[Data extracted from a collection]
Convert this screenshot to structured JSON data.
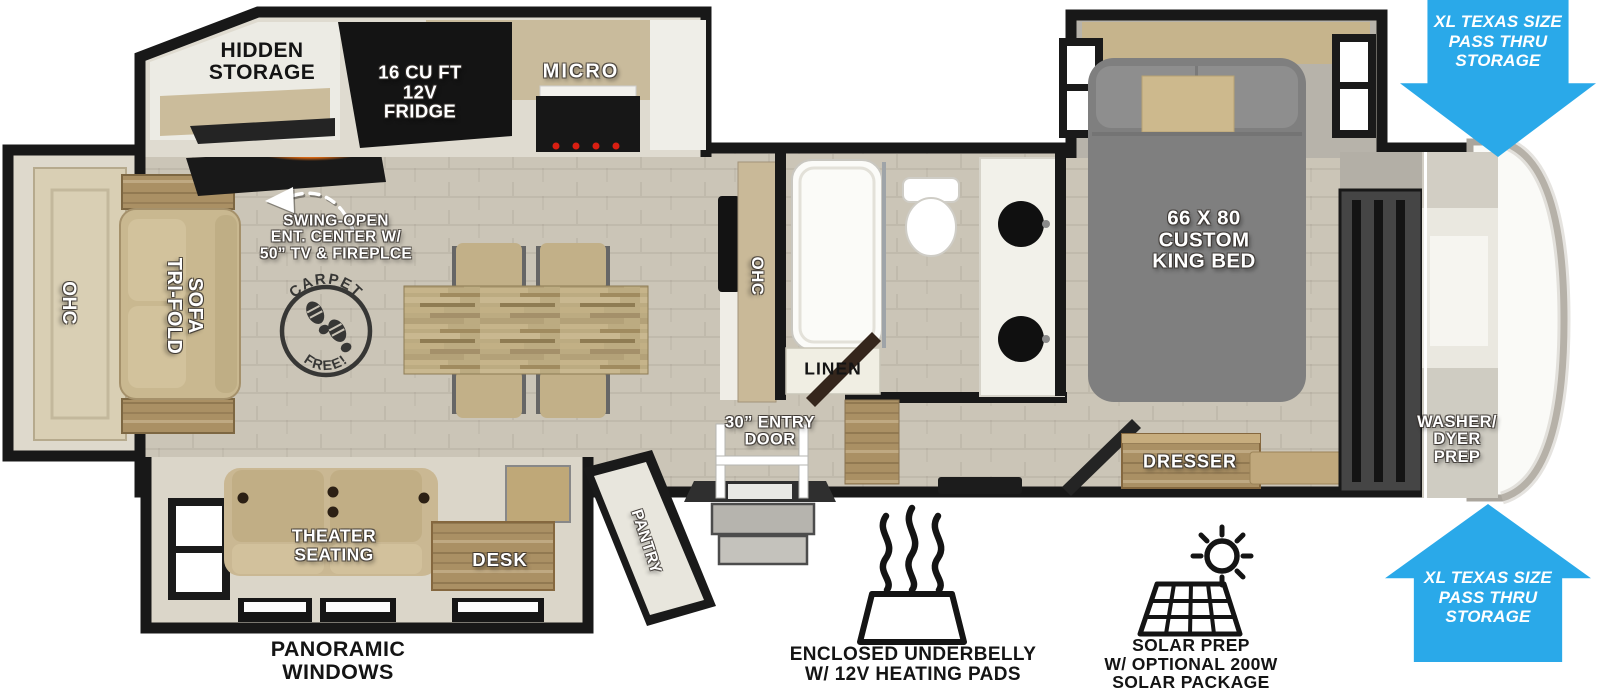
{
  "colors": {
    "arrow_blue": "#2aa9e9",
    "wall": "#181818",
    "floor": "#cbc5b7",
    "slide_floor": "#dbd6c9",
    "wood_light": "#c9b890",
    "wood_dark": "#aa9064",
    "sofa_tan": "#c9b890",
    "bed_gray": "#7f7f7f",
    "appliance_black": "#161616",
    "fixture_white": "#fafaf7"
  },
  "rear_lounge": {
    "ohc_label": "OHC",
    "sofa_label": "TRI-FOLD\nSOFA"
  },
  "kitchen": {
    "hidden_storage_label": "HIDDEN\nSTORAGE",
    "fridge_label": "16 CU FT\n12V\nFRIDGE",
    "micro_label": "MICRO",
    "ent_center_note": "SWING-OPEN\nENT. CENTER W/\n50” TV & FIREPLCE",
    "ohc_label": "OHC",
    "carpet_stamp": {
      "top": "CARPET",
      "bottom": "FREE!"
    }
  },
  "bathroom": {
    "linen_label": "LINEN"
  },
  "bedroom": {
    "bed_label": "66 X 80\nCUSTOM\nKING BED",
    "dresser_label": "DRESSER",
    "washer_dryer_label": "WASHER/\nDYER\nPREP"
  },
  "entry": {
    "door_label": "30” ENTRY\nDOOR"
  },
  "front_lounge": {
    "theater_label": "THEATER\nSEATING",
    "desk_label": "DESK",
    "pantry_label": "PANTRY",
    "windows_label": "PANORAMIC\nWINDOWS"
  },
  "callouts": {
    "pass_thru_top_label": "XL TEXAS SIZE\nPASS THRU\nSTORAGE",
    "pass_thru_bottom_label": "XL TEXAS SIZE\nPASS THRU\nSTORAGE",
    "underbelly_label": "ENCLOSED UNDERBELLY\nW/ 12V HEATING PADS",
    "solar_label": "SOLAR PREP\nW/ OPTIONAL 200W\nSOLAR PACKAGE"
  }
}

- [Aim of the exercise]
Give all the entries again exactly, dropping each picture.

- [Output below]
Convert this screenshot to structured JSON data.
{
  "colors": {
    "arrow_blue": "#2aa9e9",
    "wall": "#181818",
    "floor": "#cbc5b7",
    "slide_floor": "#dbd6c9",
    "wood_light": "#c9b890",
    "wood_dark": "#aa9064",
    "sofa_tan": "#c9b890",
    "bed_gray": "#7f7f7f",
    "appliance_black": "#161616",
    "fixture_white": "#fafaf7"
  },
  "rear_lounge": {
    "ohc_label": "OHC",
    "sofa_label": "TRI-FOLD\nSOFA"
  },
  "kitchen": {
    "hidden_storage_label": "HIDDEN\nSTORAGE",
    "fridge_label": "16 CU FT\n12V\nFRIDGE",
    "micro_label": "MICRO",
    "ent_center_note": "SWING-OPEN\nENT. CENTER W/\n50” TV & FIREPLCE",
    "ohc_label": "OHC",
    "carpet_stamp": {
      "top": "CARPET",
      "bottom": "FREE!"
    }
  },
  "bathroom": {
    "linen_label": "LINEN"
  },
  "bedroom": {
    "bed_label": "66 X 80\nCUSTOM\nKING BED",
    "dresser_label": "DRESSER",
    "washer_dryer_label": "WASHER/\nDYER\nPREP"
  },
  "entry": {
    "door_label": "30” ENTRY\nDOOR"
  },
  "front_lounge": {
    "theater_label": "THEATER\nSEATING",
    "desk_label": "DESK",
    "pantry_label": "PANTRY",
    "windows_label": "PANORAMIC\nWINDOWS"
  },
  "callouts": {
    "pass_thru_top_label": "XL TEXAS SIZE\nPASS THRU\nSTORAGE",
    "pass_thru_bottom_label": "XL TEXAS SIZE\nPASS THRU\nSTORAGE",
    "underbelly_label": "ENCLOSED UNDERBELLY\nW/ 12V HEATING PADS",
    "solar_label": "SOLAR PREP\nW/ OPTIONAL 200W\nSOLAR PACKAGE"
  }
}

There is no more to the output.